:: Written request ::
Write out the listing below in full and exactly, leaving out every picture.

□ □ □

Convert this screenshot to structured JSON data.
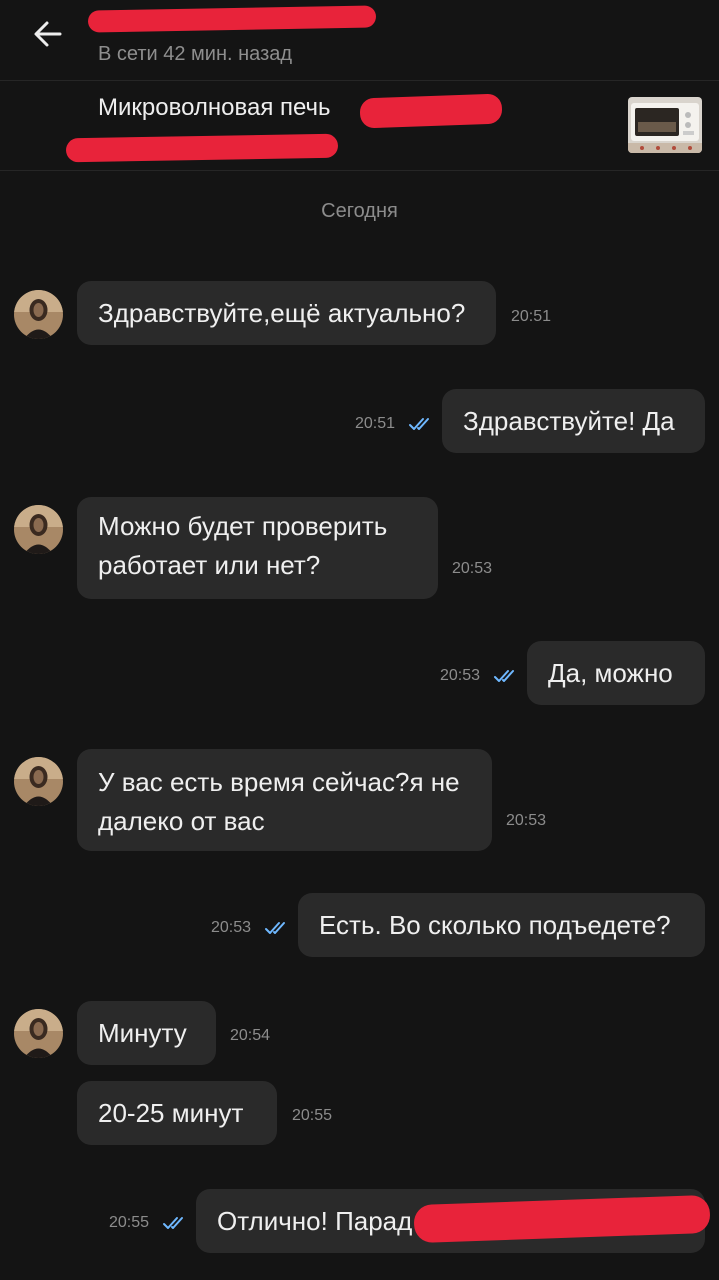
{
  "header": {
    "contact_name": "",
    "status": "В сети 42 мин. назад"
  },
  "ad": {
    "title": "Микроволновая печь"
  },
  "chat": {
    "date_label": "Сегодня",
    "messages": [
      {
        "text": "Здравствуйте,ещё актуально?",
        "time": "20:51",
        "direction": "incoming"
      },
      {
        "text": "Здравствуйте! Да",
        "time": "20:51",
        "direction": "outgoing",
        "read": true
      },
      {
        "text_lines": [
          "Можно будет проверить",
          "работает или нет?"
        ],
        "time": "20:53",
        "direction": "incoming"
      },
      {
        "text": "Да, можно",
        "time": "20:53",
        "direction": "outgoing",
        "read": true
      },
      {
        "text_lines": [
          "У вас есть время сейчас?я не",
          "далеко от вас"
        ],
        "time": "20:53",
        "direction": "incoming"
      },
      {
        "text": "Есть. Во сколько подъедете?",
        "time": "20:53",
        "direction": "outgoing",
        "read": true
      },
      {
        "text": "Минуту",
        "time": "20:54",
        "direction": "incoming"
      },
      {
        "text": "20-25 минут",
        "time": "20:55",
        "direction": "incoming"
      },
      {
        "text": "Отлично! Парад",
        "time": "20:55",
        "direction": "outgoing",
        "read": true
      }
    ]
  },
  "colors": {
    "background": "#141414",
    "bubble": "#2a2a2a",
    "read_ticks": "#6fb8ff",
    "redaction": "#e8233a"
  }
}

□ □ □

:: Final answer ::
Convert this screenshot to structured JSON data.
{
  "header": {
    "contact_name": "",
    "status": "В сети 42 мин. назад"
  },
  "ad": {
    "title": "Микроволновая печь"
  },
  "chat": {
    "date_label": "Сегодня",
    "messages": [
      {
        "text": "Здравствуйте,ещё актуально?",
        "time": "20:51",
        "direction": "incoming"
      },
      {
        "text": "Здравствуйте! Да",
        "time": "20:51",
        "direction": "outgoing",
        "read": true
      },
      {
        "text_lines": [
          "Можно будет проверить",
          "работает или нет?"
        ],
        "time": "20:53",
        "direction": "incoming"
      },
      {
        "text": "Да, можно",
        "time": "20:53",
        "direction": "outgoing",
        "read": true
      },
      {
        "text_lines": [
          "У вас есть время сейчас?я не",
          "далеко от вас"
        ],
        "time": "20:53",
        "direction": "incoming"
      },
      {
        "text": "Есть. Во сколько подъедете?",
        "time": "20:53",
        "direction": "outgoing",
        "read": true
      },
      {
        "text": "Минуту",
        "time": "20:54",
        "direction": "incoming"
      },
      {
        "text": "20-25 минут",
        "time": "20:55",
        "direction": "incoming"
      },
      {
        "text": "Отлично! Парад",
        "time": "20:55",
        "direction": "outgoing",
        "read": true
      }
    ]
  },
  "colors": {
    "background": "#141414",
    "bubble": "#2a2a2a",
    "read_ticks": "#6fb8ff",
    "redaction": "#e8233a"
  }
}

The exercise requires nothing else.